#### WHAT TO WORK ON
Check every line below for the string "bothered", and copy the lines that contain it.

begin

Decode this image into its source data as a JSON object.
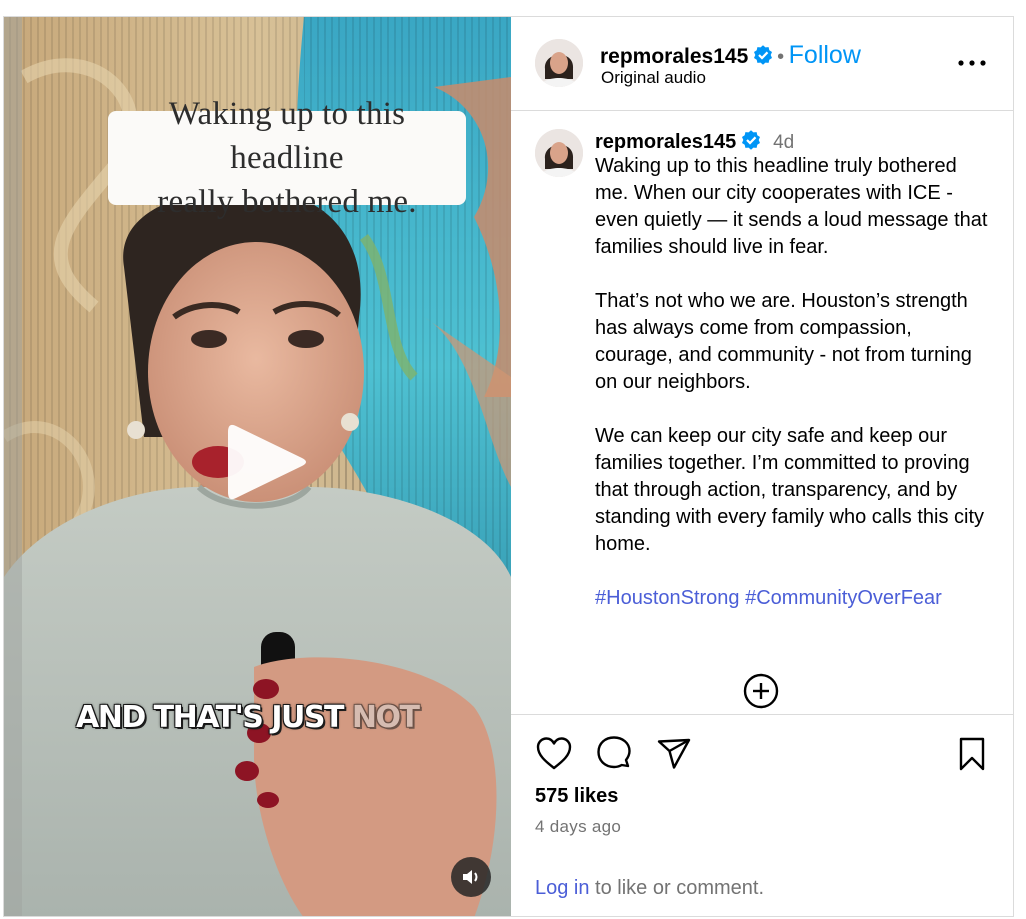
{
  "video": {
    "headline_overlay": "Waking up to this headline\nreally bothered me.",
    "subtitle_bright": "AND THAT'S JUST",
    "subtitle_faded": "NOT"
  },
  "header": {
    "username": "repmorales145",
    "separator": "•",
    "follow_label": "Follow",
    "audio_label": "Original audio"
  },
  "caption": {
    "username": "repmorales145",
    "time": "4d",
    "paragraphs": [
      "Waking up to this headline truly bothered me. When our city cooperates with ICE - even quietly — it sends a loud message that families should live in fear.",
      "That’s not who we are. Houston’s strength has always come from compassion, courage, and community - not from turning on our neighbors.",
      "We can keep our city safe and keep our families together. I’m committed to proving that through action, transparency, and by standing with every family who calls this city home."
    ],
    "hashtags": [
      "#HoustonStrong",
      "#CommunityOverFear"
    ]
  },
  "footer": {
    "likes": "575 likes",
    "posted": "4 days ago",
    "login_link": "Log in",
    "login_suffix": " to like or comment."
  },
  "colors": {
    "link": "#4b5ed7",
    "follow": "#0095f6",
    "verified": "#0095f6",
    "muted": "#737373",
    "border": "#dbdbdb"
  },
  "icons": [
    "verified-badge-icon",
    "more-options-icon",
    "add-comment-icon",
    "heart-icon",
    "comment-icon",
    "share-icon",
    "bookmark-icon",
    "play-icon",
    "audio-icon"
  ]
}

end

#### SOLUTION
    "headline_overlay": "Waking up to this headline\nreally bothered me.",
      "Waking up to this headline truly bothered me. When our city cooperates with ICE - even quietly — it sends a loud message that families should live in fear.",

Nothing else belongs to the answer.